:: Work instructions ::
List each line of the data that holds the word "log₁₀".

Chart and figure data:
* Start *

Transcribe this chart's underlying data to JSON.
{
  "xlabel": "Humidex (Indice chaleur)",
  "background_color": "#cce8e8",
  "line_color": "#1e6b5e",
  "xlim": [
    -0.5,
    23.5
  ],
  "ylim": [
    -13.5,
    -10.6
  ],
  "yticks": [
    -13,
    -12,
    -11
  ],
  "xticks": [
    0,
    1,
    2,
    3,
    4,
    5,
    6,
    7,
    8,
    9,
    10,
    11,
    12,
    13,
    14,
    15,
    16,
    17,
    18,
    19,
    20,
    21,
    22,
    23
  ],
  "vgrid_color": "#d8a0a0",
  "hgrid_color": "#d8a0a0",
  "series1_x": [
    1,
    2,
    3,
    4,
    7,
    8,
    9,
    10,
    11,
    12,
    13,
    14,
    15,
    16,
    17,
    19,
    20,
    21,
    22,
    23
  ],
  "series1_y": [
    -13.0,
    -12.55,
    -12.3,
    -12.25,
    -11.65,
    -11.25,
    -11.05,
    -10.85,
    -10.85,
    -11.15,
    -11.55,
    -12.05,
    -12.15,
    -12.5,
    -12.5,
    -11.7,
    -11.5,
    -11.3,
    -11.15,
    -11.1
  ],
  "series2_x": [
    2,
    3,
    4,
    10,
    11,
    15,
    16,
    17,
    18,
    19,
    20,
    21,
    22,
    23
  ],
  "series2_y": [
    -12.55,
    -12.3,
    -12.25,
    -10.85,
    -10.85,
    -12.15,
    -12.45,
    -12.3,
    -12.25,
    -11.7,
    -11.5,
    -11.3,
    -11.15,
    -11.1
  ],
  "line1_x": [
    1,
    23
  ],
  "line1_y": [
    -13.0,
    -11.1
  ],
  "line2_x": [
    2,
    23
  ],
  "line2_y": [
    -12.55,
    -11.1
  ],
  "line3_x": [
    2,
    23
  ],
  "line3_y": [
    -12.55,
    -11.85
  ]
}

* End *
* Start *

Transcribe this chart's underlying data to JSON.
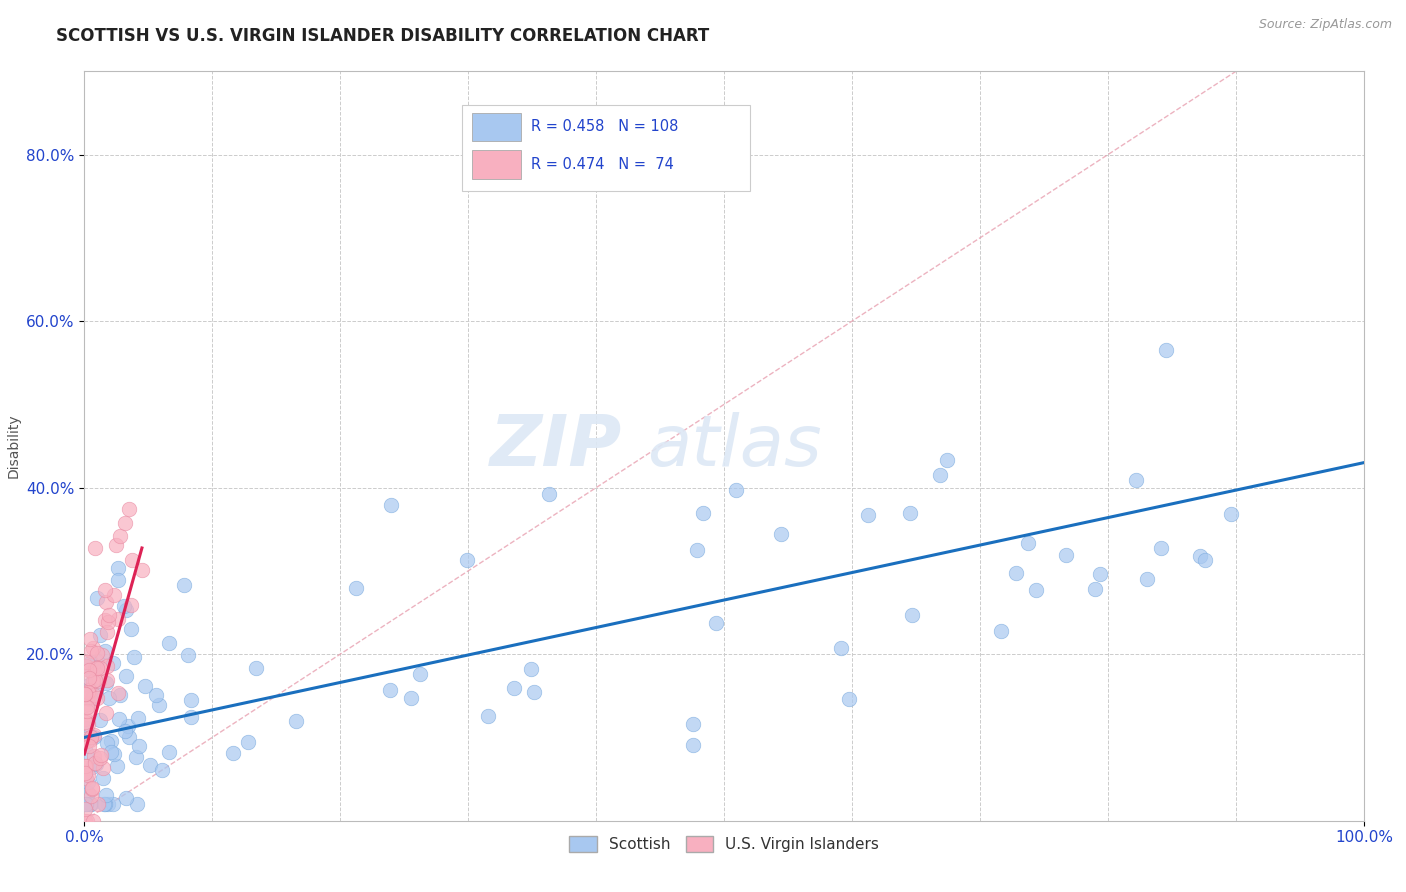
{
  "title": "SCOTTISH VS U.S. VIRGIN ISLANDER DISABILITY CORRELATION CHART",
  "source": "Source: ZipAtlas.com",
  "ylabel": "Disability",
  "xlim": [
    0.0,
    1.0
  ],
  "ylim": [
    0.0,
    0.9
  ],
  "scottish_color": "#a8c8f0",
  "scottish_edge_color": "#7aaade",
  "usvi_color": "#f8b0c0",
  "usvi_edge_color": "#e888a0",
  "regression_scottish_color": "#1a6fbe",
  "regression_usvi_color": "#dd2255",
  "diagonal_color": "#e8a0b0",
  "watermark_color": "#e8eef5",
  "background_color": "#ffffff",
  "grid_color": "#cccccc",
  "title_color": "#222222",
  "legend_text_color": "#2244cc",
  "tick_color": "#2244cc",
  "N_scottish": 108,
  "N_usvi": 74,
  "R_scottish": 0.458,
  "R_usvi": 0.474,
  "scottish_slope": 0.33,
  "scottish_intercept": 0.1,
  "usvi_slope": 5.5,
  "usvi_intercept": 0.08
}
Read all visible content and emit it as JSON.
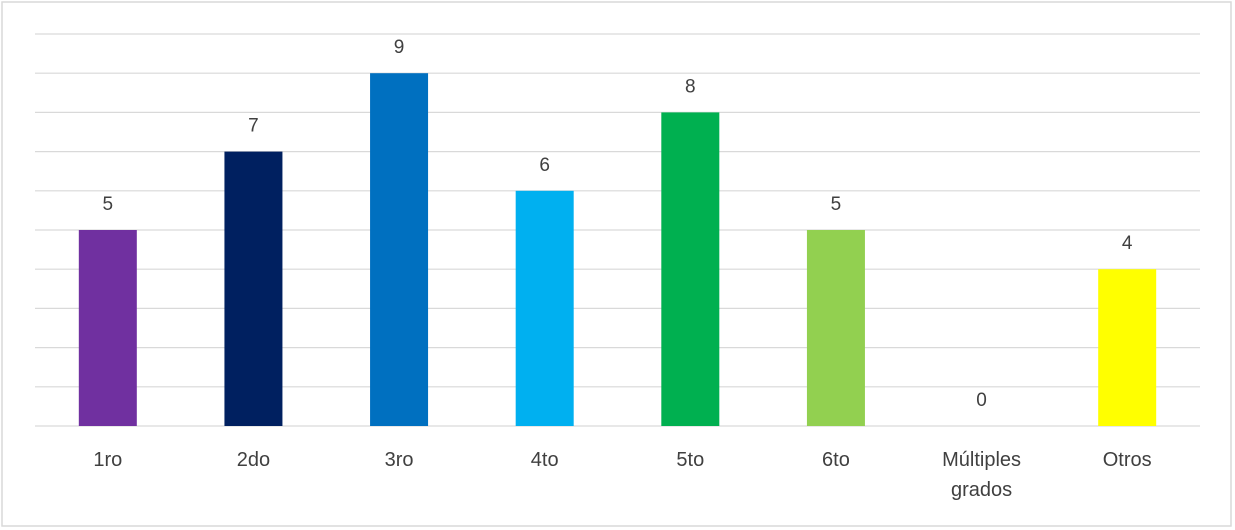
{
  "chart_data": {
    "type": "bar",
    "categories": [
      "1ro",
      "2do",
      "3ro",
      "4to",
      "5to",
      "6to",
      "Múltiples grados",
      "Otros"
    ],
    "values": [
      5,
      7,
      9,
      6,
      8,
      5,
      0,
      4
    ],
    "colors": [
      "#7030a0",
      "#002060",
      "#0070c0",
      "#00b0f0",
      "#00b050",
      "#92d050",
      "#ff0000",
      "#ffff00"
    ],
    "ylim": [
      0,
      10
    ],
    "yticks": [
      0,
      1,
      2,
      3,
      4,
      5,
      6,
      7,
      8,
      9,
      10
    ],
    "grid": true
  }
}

* End *
* Start *

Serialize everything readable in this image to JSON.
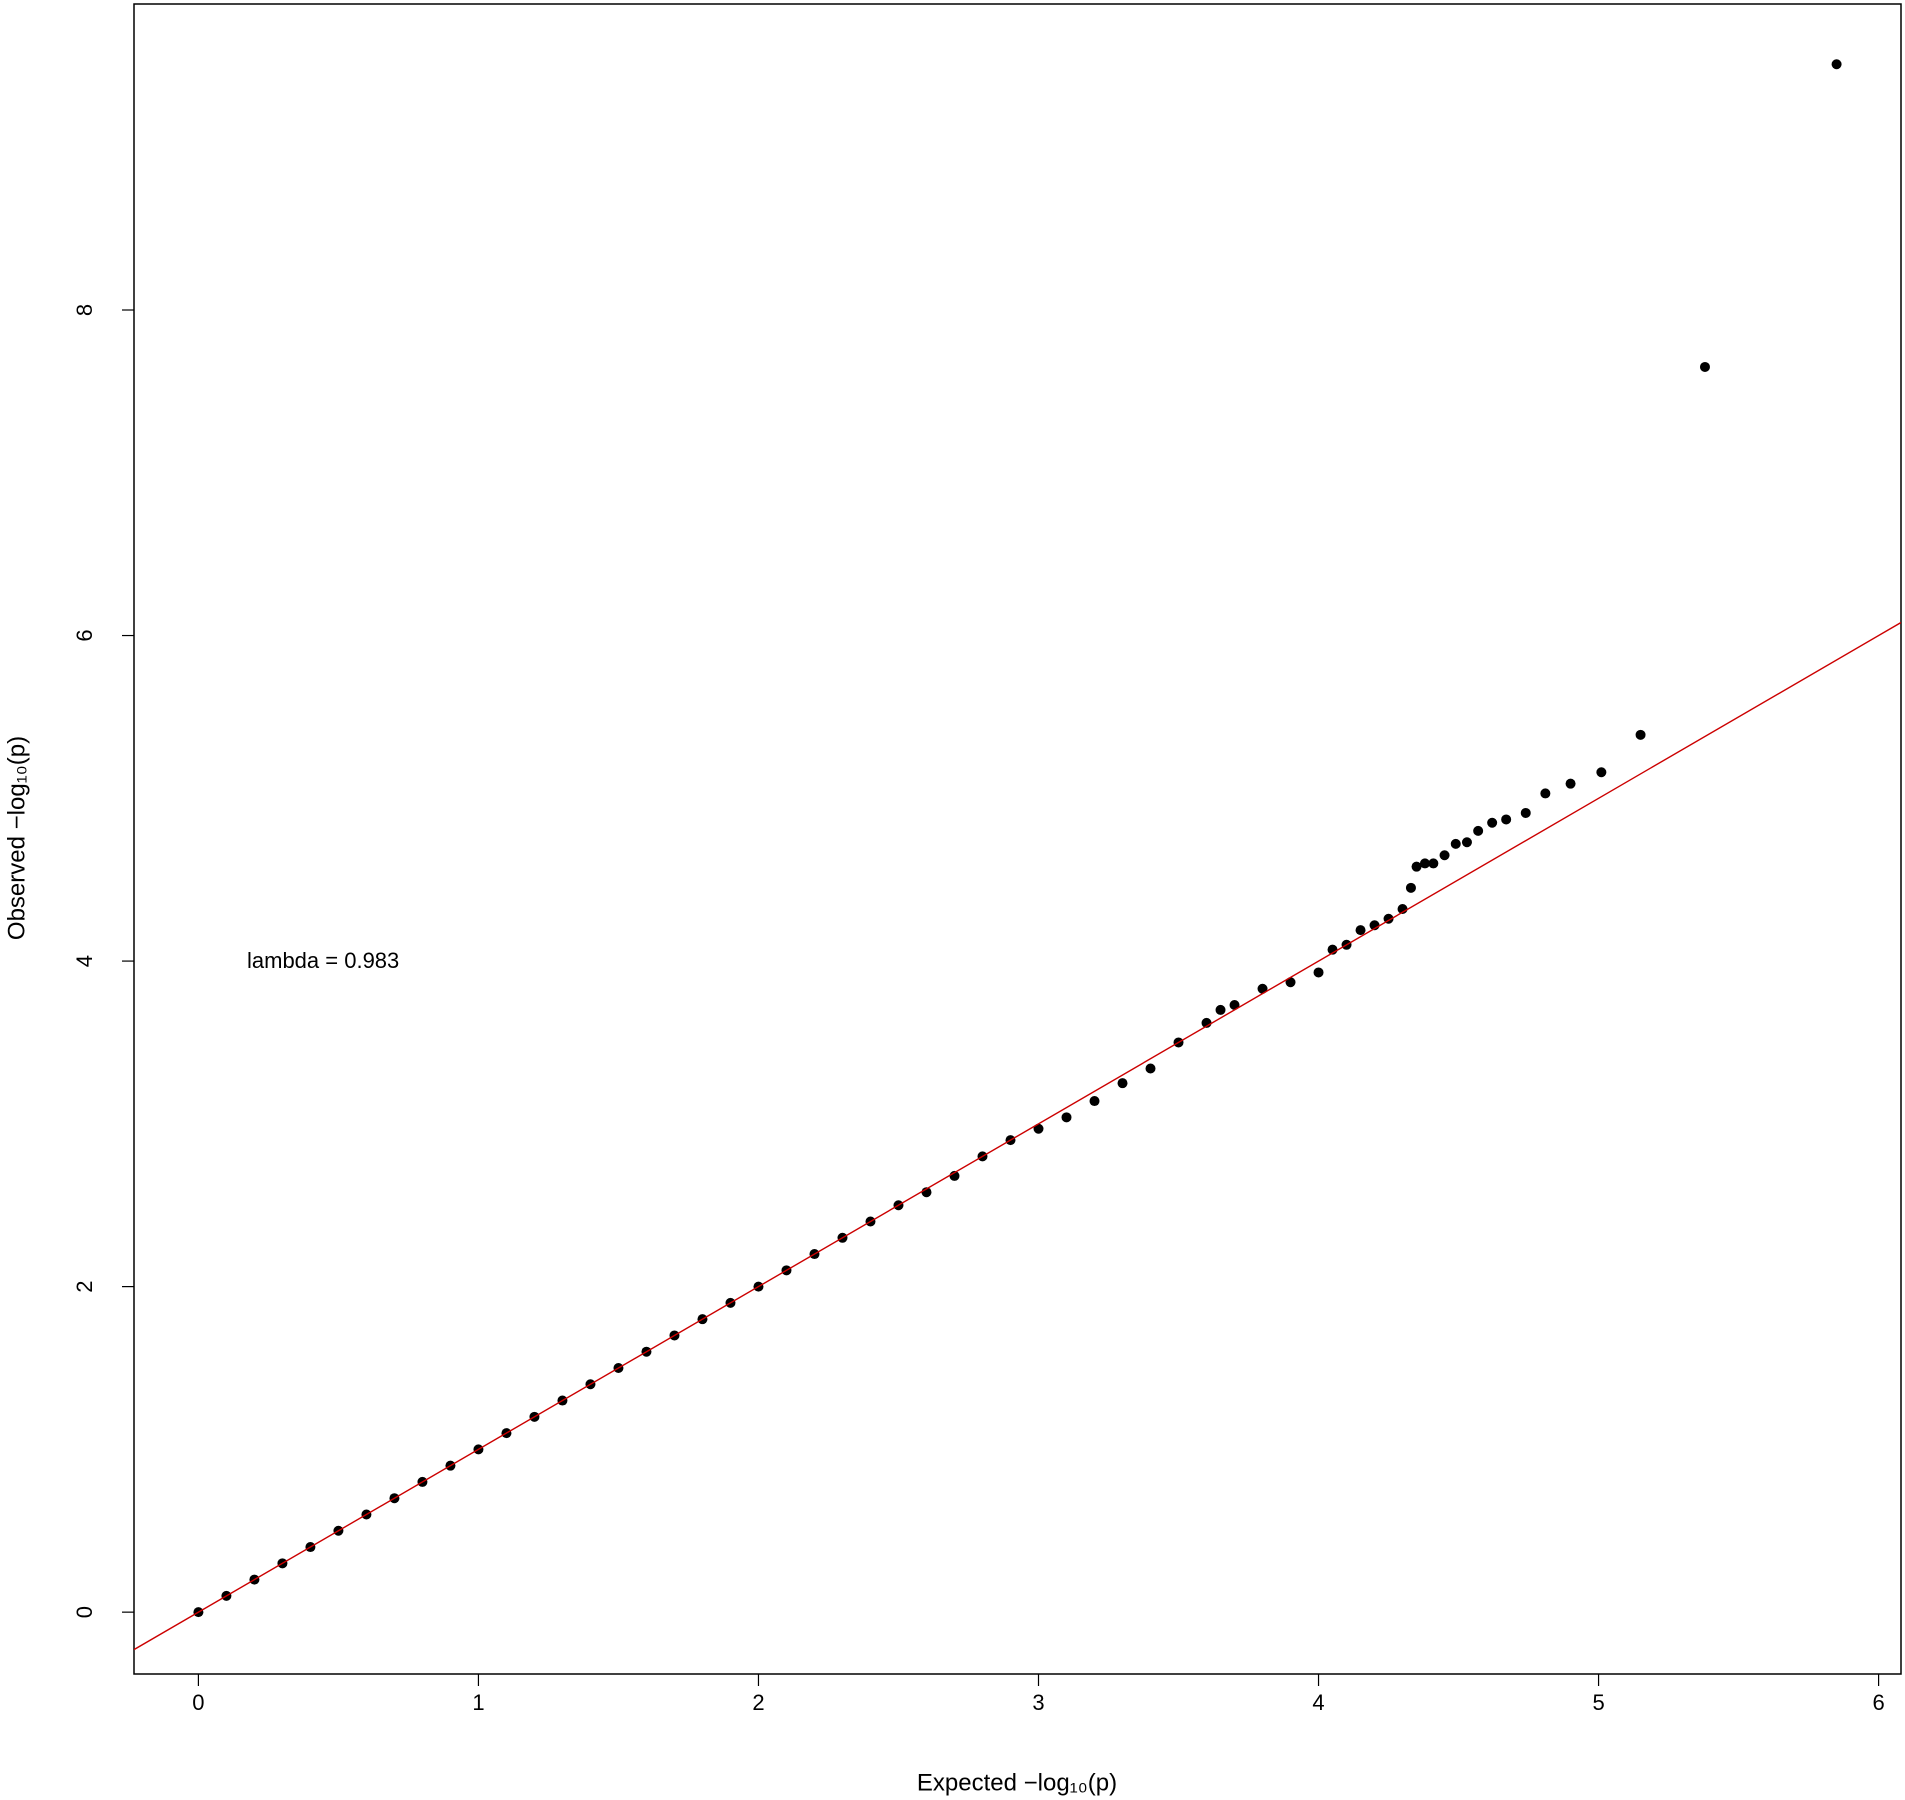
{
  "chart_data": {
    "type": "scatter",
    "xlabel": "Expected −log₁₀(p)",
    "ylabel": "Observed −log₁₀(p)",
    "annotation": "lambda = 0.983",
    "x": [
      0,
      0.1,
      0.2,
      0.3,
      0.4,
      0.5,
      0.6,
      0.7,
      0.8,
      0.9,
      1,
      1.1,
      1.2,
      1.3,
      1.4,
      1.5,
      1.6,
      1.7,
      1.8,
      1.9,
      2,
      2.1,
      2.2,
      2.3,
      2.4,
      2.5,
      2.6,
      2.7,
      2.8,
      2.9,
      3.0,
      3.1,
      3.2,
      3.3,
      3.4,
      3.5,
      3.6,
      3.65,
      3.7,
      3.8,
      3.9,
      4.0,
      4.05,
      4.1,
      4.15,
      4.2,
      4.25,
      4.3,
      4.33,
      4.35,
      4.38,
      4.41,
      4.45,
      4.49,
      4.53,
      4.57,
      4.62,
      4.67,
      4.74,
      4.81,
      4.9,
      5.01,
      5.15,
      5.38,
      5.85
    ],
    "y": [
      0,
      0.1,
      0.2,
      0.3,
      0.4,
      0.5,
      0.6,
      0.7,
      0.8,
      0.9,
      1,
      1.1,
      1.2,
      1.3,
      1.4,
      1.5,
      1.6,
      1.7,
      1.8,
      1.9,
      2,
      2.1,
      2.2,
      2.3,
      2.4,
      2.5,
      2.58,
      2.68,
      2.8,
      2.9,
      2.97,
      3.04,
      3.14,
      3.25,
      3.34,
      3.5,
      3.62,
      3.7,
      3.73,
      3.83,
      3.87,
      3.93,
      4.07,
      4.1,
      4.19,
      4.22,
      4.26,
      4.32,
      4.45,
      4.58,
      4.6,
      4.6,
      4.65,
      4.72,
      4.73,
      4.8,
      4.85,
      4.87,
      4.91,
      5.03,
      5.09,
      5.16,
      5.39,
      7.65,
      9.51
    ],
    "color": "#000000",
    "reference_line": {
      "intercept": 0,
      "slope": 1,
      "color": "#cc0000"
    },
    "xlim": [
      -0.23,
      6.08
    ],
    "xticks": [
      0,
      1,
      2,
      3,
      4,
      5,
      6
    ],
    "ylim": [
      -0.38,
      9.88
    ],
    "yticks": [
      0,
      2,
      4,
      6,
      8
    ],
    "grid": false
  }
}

* End *

:: Output of the exercise ::
    "xlabel": "Expected −log₁₀(p)",
    "ylabel": "Observed −log₁₀(p)",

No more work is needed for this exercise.